TASK INPUT
========================================
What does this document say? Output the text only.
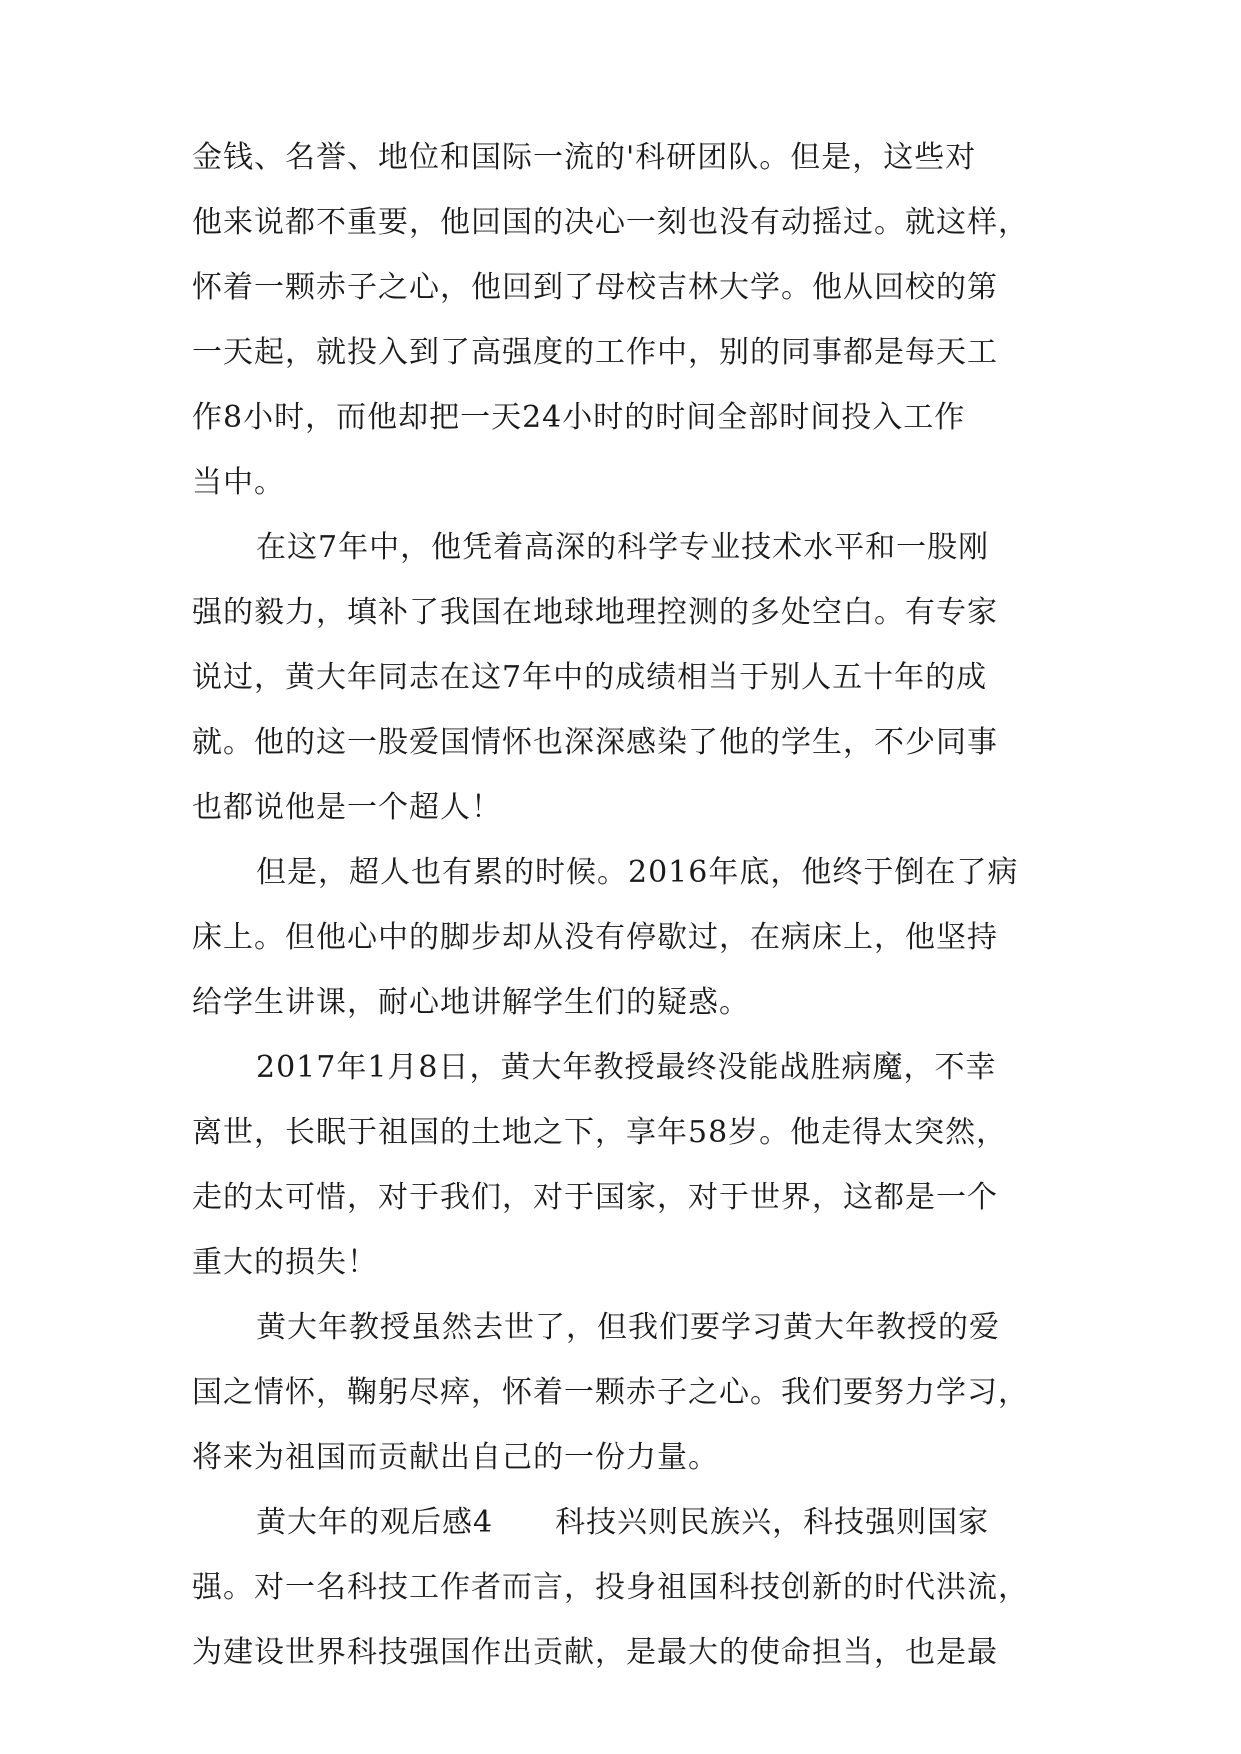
金钱、名誉、地位和国际一流的'科研团队。但是，这些对

他来说都不重要，他回国的决心一刻也没有动摇过。就这样，

怀着一颗赤子之心，他回到了母校吉林大学。他从回校的第

一天起，就投入到了高强度的工作中，别的同事都是每天工

作8小时，而他却把一天24小时的时间全部时间投入工作

当中。

在这7年中，他凭着高深的科学专业技术水平和一股刚

强的毅力，填补了我国在地球地理控测的多处空白。有专家

说过，黄大年同志在这7年中的成绩相当于别人五十年的成

就。他的这一股爱国情怀也深深感染了他的学生，不少同事

也都说他是一个超人！

但是，超人也有累的时候。2016年底，他终于倒在了病

床上。但他心中的脚步却从没有停歇过，在病床上，他坚持

给学生讲课，耐心地讲解学生们的疑惑。

2017年1月8日，黄大年教授最终没能战胜病魔，不幸

离世，长眠于祖国的土地之下，享年58岁。他走得太突然，

走的太可惜，对于我们，对于国家，对于世界，这都是一个

重大的损失！

黄大年教授虽然去世了，但我们要学习黄大年教授的爱

国之情怀，鞠躬尽瘁，怀着一颗赤子之心。我们要努力学习，

将来为祖国而贡献出自己的一份力量。

黄大年的观后感4　　科技兴则民族兴，科技强则国家

强。对一名科技工作者而言，投身祖国科技创新的时代洪流，

为建设世界科技强国作出贡献，是最大的使命担当，也是最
========================================
EXERCISE
In the listing, find every line containing the word "怀着一颗赤子之心" and list it.

SOLUTION TO THE PROBLEM
怀着一颗赤子之心，他回到了母校吉林大学。他从回校的第
国之情怀，鞠躬尽瘁，怀着一颗赤子之心。我们要努力学习，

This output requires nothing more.